Rows from a dataset

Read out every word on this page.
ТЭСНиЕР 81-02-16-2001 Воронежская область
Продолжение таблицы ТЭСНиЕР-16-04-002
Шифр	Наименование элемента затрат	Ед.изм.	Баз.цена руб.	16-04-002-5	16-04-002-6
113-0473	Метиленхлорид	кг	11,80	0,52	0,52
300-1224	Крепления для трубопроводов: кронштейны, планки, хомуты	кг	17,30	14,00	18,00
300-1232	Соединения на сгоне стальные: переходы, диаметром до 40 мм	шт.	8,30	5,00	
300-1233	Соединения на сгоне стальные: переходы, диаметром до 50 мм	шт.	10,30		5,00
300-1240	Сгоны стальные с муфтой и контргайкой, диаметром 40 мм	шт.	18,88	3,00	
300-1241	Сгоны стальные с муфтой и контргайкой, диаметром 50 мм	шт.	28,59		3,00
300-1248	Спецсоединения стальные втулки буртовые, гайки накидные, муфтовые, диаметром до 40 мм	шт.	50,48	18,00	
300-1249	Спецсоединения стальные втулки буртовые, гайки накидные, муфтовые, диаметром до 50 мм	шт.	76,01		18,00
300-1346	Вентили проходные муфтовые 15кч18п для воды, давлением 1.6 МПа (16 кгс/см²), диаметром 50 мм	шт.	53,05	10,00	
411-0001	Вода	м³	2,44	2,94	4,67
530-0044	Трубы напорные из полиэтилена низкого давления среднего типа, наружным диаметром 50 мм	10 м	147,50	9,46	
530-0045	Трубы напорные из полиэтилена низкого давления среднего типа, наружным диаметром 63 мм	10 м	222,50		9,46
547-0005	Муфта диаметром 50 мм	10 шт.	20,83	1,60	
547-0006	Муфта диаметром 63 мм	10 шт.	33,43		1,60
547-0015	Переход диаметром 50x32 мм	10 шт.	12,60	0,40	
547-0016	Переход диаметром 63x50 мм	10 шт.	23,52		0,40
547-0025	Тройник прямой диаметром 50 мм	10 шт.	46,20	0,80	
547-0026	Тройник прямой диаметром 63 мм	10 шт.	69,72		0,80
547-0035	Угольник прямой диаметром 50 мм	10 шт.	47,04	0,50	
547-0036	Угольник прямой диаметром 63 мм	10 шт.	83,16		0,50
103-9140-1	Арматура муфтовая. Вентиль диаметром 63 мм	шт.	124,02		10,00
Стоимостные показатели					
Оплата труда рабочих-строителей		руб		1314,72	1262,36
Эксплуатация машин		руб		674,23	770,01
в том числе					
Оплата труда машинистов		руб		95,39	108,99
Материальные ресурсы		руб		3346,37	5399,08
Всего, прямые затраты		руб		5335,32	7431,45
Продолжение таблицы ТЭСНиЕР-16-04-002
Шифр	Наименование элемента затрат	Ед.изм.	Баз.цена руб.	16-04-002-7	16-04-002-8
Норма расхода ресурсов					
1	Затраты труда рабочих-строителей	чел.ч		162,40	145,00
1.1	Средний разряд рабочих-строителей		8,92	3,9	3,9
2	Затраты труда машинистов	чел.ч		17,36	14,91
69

WRITTEN INSTRUCTION → Would you reproduce all the entries exactly?

WRITTEN SOLUTION →
Read out every word on this page.
ТЭСНиЕР 81-02-16-2001 Воронежская область
Продолжение таблицы ТЭСНиЕР-16-04-002
Шифр	Наименование элемента затрат	Ед.изм.	Баз.цена руб.	16-04-002-5	16-04-002-6
113-0473	Метиленхлорид	кг	11,80	0,52	0,52
300-1224	Крепления для трубопроводов: кронштейны, планки, хомуты	кг	17,30	14,00	18,00
300-1232	Соединения на сгоне стальные: переходы, диаметром до 40 мм	шт.	8,30	5,00	
300-1233	Соединения на сгоне стальные: переходы, диаметром до 50 мм	шт.	10,30		5,00
300-1240	Сгоны стальные с муфтой и контргайкой, диаметром 40 мм	шт.	18,88	3,00	
300-1241	Сгоны стальные с муфтой и контргайкой, диаметром 50 мм	шт.	28,59		3,00
300-1248	Спецсоединения стальные втулки буртовые, гайки накидные, муфтовые, диаметром до 40 мм	шт.	50,48	18,00	
300-1249	Спецсоединения стальные втулки буртовые, гайки накидные, муфтовые, диаметром до 50 мм	шт.	76,01		18,00
300-1346	Вентили проходные муфтовые 15кч18п для воды, давлением 1.6 МПа (16 кгс/см²), диаметром 50 мм	шт.	53,05	10,00	
411-0001	Вода	м³	2,44	2,94	4,67
530-0044	Трубы напорные из полиэтилена низкого давления среднего типа, наружным диаметром 50 мм	10 м	147,50	9,46	
530-0045	Трубы напорные из полиэтилена низкого давления среднего типа, наружным диаметром 63 мм	10 м	222,50		9,46
547-0005	Муфта диаметром 50 мм	10 шт.	20,83	1,60	
547-0006	Муфта диаметром 63 мм	10 шт.	33,43		1,60
547-0015	Переход диаметром 50x32 мм	10 шт.	12,60	0,40	
547-0016	Переход диаметром 63x50 мм	10 шт.	23,52		0,40
547-0025	Тройник прямой диаметром 50 мм	10 шт.	46,20	0,80	
547-0026	Тройник прямой диаметром 63 мм	10 шт.	69,72		0,80
547-0035	Угольник прямой диаметром 50 мм	10 шт.	47,04	0,50	
547-0036	Угольник прямой диаметром 63 мм	10 шт.	83,16		0,50
103-9140-1	Арматура муфтовая. Вентиль диаметром 63 мм	шт.	124,02		10,00
Стоимостные показатели					
Оплата труда рабочих-строителей		руб		1314,72	1262,36
Эксплуатация машин		руб		674,23	770,01
в том числе					
Оплата труда машинистов		руб		95,39	108,99
Материальные ресурсы		руб		3346,37	5399,08
Всего, прямые затраты		руб		5335,32	7431,45
Продолжение таблицы ТЭСНиЕР-16-04-002
Шифр	Наименование элемента затрат	Ед.изм.	Баз.цена руб.	16-04-002-7	16-04-002-8
Норма расхода ресурсов					
1	Затраты труда рабочих-строителей	чел.ч		162,40	145,00
1.1	Средний разряд рабочих-строителей		8,92	3,9	3,9
2	Затраты труда машинистов	чел.ч		17,36	14,91
69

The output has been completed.